Transcribe each record below word for word.

<<<<

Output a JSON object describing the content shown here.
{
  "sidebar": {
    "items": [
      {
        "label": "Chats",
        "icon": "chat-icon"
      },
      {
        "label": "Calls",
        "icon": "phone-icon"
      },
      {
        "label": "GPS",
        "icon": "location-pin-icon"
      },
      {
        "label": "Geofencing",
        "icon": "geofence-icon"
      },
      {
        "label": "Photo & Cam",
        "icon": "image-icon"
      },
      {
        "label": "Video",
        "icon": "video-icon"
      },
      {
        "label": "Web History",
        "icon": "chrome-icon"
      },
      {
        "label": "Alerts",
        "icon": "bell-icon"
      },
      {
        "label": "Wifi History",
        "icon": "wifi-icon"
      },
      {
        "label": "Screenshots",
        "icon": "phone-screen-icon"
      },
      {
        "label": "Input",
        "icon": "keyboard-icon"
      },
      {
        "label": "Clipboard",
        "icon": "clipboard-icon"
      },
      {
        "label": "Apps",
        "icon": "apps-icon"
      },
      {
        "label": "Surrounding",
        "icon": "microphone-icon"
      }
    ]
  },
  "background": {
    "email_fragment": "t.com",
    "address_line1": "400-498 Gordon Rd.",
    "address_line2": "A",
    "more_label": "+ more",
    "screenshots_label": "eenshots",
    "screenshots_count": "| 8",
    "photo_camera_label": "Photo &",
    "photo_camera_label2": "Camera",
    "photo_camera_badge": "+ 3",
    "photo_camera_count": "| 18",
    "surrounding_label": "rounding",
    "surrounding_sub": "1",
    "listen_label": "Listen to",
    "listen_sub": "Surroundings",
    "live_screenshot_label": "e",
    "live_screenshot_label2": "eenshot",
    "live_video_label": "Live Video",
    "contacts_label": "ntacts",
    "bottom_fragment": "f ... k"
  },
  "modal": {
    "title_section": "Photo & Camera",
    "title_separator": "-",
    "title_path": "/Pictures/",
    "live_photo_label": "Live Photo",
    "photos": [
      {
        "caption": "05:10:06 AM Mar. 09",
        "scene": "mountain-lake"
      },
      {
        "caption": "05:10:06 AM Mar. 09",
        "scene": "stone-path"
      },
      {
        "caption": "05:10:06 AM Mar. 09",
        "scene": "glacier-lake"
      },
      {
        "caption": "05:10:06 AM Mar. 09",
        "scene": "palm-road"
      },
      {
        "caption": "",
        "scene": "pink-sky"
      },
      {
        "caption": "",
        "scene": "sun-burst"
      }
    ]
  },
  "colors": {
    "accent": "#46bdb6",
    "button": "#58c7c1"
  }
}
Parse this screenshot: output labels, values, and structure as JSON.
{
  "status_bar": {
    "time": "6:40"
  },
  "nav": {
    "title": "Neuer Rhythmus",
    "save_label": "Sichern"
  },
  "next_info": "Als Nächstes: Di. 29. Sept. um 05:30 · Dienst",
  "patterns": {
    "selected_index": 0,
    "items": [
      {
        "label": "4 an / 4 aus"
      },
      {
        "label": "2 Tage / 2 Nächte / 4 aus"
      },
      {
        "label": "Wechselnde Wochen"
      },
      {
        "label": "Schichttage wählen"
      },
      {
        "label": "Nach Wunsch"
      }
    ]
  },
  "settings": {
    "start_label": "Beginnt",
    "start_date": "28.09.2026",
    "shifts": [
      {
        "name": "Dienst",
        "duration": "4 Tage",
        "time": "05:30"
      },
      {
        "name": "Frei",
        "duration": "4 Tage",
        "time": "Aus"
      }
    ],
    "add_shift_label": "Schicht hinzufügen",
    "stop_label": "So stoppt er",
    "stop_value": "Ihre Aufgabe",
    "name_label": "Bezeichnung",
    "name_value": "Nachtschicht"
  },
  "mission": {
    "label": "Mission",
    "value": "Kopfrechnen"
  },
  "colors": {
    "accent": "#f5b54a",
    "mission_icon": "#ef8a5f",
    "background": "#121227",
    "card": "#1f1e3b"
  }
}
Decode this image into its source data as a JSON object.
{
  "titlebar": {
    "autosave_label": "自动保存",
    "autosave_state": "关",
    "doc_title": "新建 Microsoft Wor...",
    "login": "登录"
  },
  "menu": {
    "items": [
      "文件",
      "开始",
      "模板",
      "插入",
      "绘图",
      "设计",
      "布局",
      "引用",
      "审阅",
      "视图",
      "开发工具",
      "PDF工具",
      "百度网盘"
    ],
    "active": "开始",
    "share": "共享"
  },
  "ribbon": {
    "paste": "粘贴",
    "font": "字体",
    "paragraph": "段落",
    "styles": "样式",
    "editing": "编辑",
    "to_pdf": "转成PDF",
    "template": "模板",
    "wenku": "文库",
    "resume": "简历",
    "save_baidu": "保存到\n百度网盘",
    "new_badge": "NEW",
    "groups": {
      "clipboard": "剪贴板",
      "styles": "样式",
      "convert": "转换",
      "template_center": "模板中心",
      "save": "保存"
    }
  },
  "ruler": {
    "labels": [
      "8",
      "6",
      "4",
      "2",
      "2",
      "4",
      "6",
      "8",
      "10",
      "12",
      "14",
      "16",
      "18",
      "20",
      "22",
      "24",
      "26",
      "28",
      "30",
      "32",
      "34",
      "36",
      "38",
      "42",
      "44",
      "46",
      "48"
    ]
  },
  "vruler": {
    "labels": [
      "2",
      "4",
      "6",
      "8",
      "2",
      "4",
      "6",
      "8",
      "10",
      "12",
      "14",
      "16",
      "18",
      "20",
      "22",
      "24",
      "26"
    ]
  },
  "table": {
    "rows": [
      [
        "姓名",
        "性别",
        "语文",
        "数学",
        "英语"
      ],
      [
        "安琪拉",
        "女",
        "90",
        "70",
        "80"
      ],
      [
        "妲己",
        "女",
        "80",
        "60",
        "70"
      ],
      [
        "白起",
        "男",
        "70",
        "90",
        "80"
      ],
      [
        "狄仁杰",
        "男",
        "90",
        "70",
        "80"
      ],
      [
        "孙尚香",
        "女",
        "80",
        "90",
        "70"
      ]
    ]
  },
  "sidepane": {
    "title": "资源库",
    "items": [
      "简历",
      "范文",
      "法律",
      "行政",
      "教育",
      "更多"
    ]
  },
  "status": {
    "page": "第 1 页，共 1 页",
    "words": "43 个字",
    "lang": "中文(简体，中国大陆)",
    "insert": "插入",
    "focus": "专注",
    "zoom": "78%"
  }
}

>>>>

## Solution to this problem
Output a JSON object describing the content shown here.
{
  "sidebar": {
    "items": [
      {
        "label": "Chats",
        "icon": "chat-icon"
      },
      {
        "label": "Calls",
        "icon": "phone-icon"
      },
      {
        "label": "GPS",
        "icon": "location-pin-icon"
      },
      {
        "label": "Geofencing",
        "icon": "geofence-icon"
      },
      {
        "label": "Photo & Cam",
        "icon": "image-icon"
      },
      {
        "label": "Video",
        "icon": "video-icon"
      },
      {
        "label": "Web History",
        "icon": "chrome-icon"
      },
      {
        "label": "Alerts",
        "icon": "bell-icon"
      },
      {
        "label": "Wifi History",
        "icon": "wifi-icon"
      },
      {
        "label": "Screenshots",
        "icon": "phone-screen-icon"
      },
      {
        "label": "Input",
        "icon": "keyboard-icon"
      },
      {
        "label": "Clipboard",
        "icon": "clipboard-icon"
      },
      {
        "label": "Apps",
        "icon": "apps-icon"
      },
      {
        "label": "Surrounding",
        "icon": "microphone-icon"
      }
    ]
  },
  "background": {
    "email_fragment": "t.com",
    "address_line1": "400-498 Gordon Rd.",
    "address_line2": "A",
    "more_label": "+ more",
    "screenshots_label": "eenshots",
    "screenshots_count": "| 8",
    "photo_camera_label": "Photo &",
    "photo_camera_label2": "Camera",
    "photo_camera_badge": "+ 3",
    "photo_camera_count": "| 18",
    "surrounding_label": "rounding",
    "surrounding_sub": "1",
    "listen_label": "Listen to",
    "listen_sub": "Surroundings",
    "live_screenshot_label": "e",
    "live_screenshot_label2": "eenshot",
    "live_video_label": "Live Video",
    "contacts_label": "ntacts",
    "bottom_fragment": "f ... k"
  },
  "modal": {
    "title_section": "Photo & Camera",
    "title_separator": "-",
    "title_path": "/Pictures/",
    "live_photo_label": "Live Photo",
    "photos": [
      {
        "caption": "05:10:06 AM Mar. 09",
        "scene": "mountain-lake"
      },
      {
        "caption": "05:10:06 AM Mar. 09",
        "scene": "stone-path"
      },
      {
        "caption": "05:10:06 AM Mar. 09",
        "scene": "glacier-lake"
      },
      {
        "caption": "05:10:06 AM Mar. 09",
        "scene": "palm-road"
      },
      {
        "caption": "",
        "scene": "pink-sky"
      },
      {
        "caption": "",
        "scene": "sun-burst"
      }
    ]
  },
  "colors": {
    "accent": "#46bdb6",
    "button": "#58c7c1"
  }
}
Parse this screenshot: output labels, values, and structure as JSON.
{
  "status_bar": {
    "time": "6:40"
  },
  "nav": {
    "title": "Neuer Rhythmus",
    "save_label": "Sichern"
  },
  "next_info": "Als Nächstes: Di. 29. Sept. um 05:30 · Dienst",
  "patterns": {
    "selected_index": 0,
    "items": [
      {
        "label": "4 an / 4 aus"
      },
      {
        "label": "2 Tage / 2 Nächte / 4 aus"
      },
      {
        "label": "Wechselnde Wochen"
      },
      {
        "label": "Schichttage wählen"
      },
      {
        "label": "Nach Wunsch"
      }
    ]
  },
  "settings": {
    "start_label": "Beginnt",
    "start_date": "28.09.2026",
    "shifts": [
      {
        "name": "Dienst",
        "duration": "4 Tage",
        "time": "05:30"
      },
      {
        "name": "Frei",
        "duration": "4 Tage",
        "time": "Aus"
      }
    ],
    "add_shift_label": "Schicht hinzufügen",
    "stop_label": "So stoppt er",
    "stop_value": "Ihre Aufgabe",
    "name_label": "Bezeichnung",
    "name_value": "Nachtschicht"
  },
  "mission": {
    "label": "Mission",
    "value": "Kopfrechnen"
  },
  "colors": {
    "accent": "#f5b54a",
    "mission_icon": "#ef8a5f",
    "background": "#121227",
    "card": "#1f1e3b"
  }
}
Decode this image into its source data as a JSON object.
{
  "titlebar": {
    "autosave_label": "自动保存",
    "autosave_state": "关",
    "doc_title": "新建 Microsoft Wor...",
    "login": "登录"
  },
  "menu": {
    "items": [
      "文件",
      "开始",
      "模板",
      "插入",
      "绘图",
      "设计",
      "布局",
      "引用",
      "审阅",
      "视图",
      "开发工具",
      "PDF工具",
      "百度网盘"
    ],
    "active": "开始",
    "share": "共享"
  },
  "ribbon": {
    "paste": "粘贴",
    "font": "字体",
    "paragraph": "段落",
    "styles": "样式",
    "editing": "编辑",
    "to_pdf": "转成PDF",
    "template": "模板",
    "wenku": "文库",
    "resume": "简历",
    "save_baidu": "保存到\n百度网盘",
    "new_badge": "NEW",
    "groups": {
      "clipboard": "剪贴板",
      "styles": "样式",
      "convert": "转换",
      "template_center": "模板中心",
      "save": "保存"
    }
  },
  "ruler": {
    "labels": [
      "8",
      "6",
      "4",
      "2",
      "2",
      "4",
      "6",
      "8",
      "10",
      "12",
      "14",
      "16",
      "18",
      "20",
      "22",
      "24",
      "26",
      "28",
      "30",
      "32",
      "34",
      "36",
      "38",
      "42",
      "44",
      "46",
      "48"
    ]
  },
  "vruler": {
    "labels": [
      "2",
      "4",
      "6",
      "8",
      "2",
      "4",
      "6",
      "8",
      "10",
      "12",
      "14",
      "16",
      "18",
      "20",
      "22",
      "24",
      "26"
    ]
  },
  "table": {
    "rows": [
      [
        "姓名",
        "性别",
        "语文",
        "数学",
        "英语"
      ],
      [
        "安琪拉",
        "女",
        "90",
        "70",
        "80"
      ],
      [
        "妲己",
        "女",
        "80",
        "60",
        "70"
      ],
      [
        "白起",
        "男",
        "70",
        "90",
        "80"
      ],
      [
        "狄仁杰",
        "男",
        "90",
        "70",
        "80"
      ],
      [
        "孙尚香",
        "女",
        "80",
        "90",
        "70"
      ]
    ]
  },
  "sidepane": {
    "title": "资源库",
    "items": [
      "简历",
      "范文",
      "法律",
      "行政",
      "教育",
      "更多"
    ]
  },
  "status": {
    "page": "第 1 页，共 1 页",
    "words": "43 个字",
    "lang": "中文(简体，中国大陆)",
    "insert": "插入",
    "focus": "专注",
    "zoom": "78%"
  }
}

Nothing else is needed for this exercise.